# Excerpted records
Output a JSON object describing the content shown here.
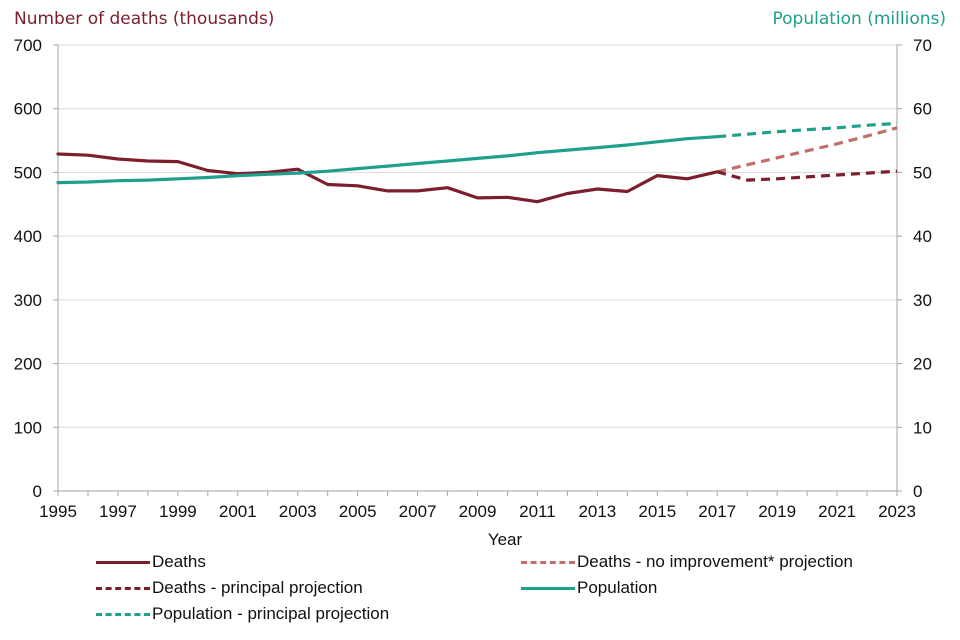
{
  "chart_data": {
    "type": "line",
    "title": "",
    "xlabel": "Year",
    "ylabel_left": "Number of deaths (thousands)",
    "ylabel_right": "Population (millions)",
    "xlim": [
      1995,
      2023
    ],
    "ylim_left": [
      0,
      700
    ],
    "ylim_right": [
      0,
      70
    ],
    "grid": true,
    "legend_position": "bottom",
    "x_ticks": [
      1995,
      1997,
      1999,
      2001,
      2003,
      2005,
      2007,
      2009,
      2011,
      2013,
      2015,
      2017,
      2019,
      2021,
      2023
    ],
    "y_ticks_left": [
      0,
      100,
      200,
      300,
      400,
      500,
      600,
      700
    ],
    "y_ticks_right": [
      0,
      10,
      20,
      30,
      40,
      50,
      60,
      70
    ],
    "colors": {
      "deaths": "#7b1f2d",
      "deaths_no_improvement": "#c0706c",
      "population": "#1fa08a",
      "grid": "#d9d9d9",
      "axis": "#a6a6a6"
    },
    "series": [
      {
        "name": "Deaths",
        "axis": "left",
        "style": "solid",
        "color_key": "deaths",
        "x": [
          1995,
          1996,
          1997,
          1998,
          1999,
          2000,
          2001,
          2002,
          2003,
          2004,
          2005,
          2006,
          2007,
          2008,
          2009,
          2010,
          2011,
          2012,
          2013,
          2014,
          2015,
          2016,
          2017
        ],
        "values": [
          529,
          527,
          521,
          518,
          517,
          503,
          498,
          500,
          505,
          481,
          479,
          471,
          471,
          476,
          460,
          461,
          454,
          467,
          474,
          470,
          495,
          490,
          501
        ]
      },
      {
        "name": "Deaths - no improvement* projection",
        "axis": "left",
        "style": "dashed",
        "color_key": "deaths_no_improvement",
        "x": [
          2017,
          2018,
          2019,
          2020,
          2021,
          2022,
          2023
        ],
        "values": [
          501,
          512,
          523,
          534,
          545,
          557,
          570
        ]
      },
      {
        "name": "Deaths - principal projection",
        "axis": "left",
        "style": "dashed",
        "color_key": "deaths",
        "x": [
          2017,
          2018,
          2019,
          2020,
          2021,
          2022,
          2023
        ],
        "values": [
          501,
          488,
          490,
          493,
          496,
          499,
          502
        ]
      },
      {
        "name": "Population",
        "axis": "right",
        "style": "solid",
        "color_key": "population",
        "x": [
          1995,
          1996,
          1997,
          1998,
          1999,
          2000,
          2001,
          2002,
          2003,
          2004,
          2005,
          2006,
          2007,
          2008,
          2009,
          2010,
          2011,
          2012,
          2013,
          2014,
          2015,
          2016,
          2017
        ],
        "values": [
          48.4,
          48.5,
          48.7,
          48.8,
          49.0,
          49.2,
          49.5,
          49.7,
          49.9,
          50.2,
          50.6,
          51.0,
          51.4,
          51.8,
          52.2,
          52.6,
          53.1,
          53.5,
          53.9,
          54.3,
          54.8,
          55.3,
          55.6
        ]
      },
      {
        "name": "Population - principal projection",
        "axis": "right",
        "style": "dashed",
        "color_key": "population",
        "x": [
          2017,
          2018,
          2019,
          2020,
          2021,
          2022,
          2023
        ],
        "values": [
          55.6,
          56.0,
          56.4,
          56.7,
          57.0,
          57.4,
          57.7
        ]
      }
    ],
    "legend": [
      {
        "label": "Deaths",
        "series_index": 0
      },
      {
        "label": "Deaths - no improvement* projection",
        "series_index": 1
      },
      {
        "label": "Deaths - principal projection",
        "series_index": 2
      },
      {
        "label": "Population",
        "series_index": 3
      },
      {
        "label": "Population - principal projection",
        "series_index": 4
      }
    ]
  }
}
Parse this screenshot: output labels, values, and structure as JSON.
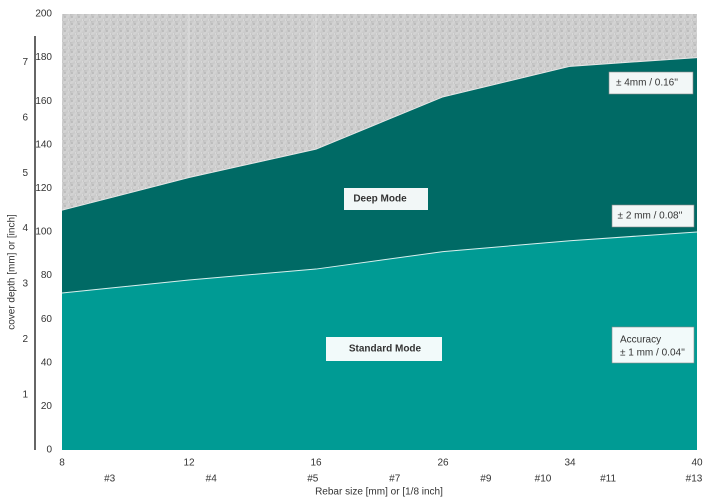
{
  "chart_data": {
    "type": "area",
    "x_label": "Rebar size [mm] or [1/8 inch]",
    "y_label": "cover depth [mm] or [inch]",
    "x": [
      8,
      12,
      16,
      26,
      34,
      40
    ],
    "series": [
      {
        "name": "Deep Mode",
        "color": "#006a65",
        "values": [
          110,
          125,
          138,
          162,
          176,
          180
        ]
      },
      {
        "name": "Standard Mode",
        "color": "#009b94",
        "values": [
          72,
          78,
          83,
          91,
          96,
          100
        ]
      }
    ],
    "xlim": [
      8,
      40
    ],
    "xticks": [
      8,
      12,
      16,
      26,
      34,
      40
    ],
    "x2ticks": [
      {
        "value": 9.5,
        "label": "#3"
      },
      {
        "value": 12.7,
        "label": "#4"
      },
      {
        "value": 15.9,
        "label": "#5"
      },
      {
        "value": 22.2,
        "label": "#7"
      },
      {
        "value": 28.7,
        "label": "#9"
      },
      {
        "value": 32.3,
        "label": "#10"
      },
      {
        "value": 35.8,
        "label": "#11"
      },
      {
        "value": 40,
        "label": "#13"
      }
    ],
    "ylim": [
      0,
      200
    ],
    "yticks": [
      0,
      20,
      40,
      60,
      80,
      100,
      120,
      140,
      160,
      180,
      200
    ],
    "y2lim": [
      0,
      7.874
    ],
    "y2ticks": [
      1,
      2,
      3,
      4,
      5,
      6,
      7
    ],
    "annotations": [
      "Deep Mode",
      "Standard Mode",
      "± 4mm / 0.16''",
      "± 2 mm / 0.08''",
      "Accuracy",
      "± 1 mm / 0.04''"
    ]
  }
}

# Exercise requirements
Show each line holding the word "JSON".

# Solution to the problem
Output a JSON object describing the content shown here.
Parse this screenshot: output labels, values, and structure as JSON.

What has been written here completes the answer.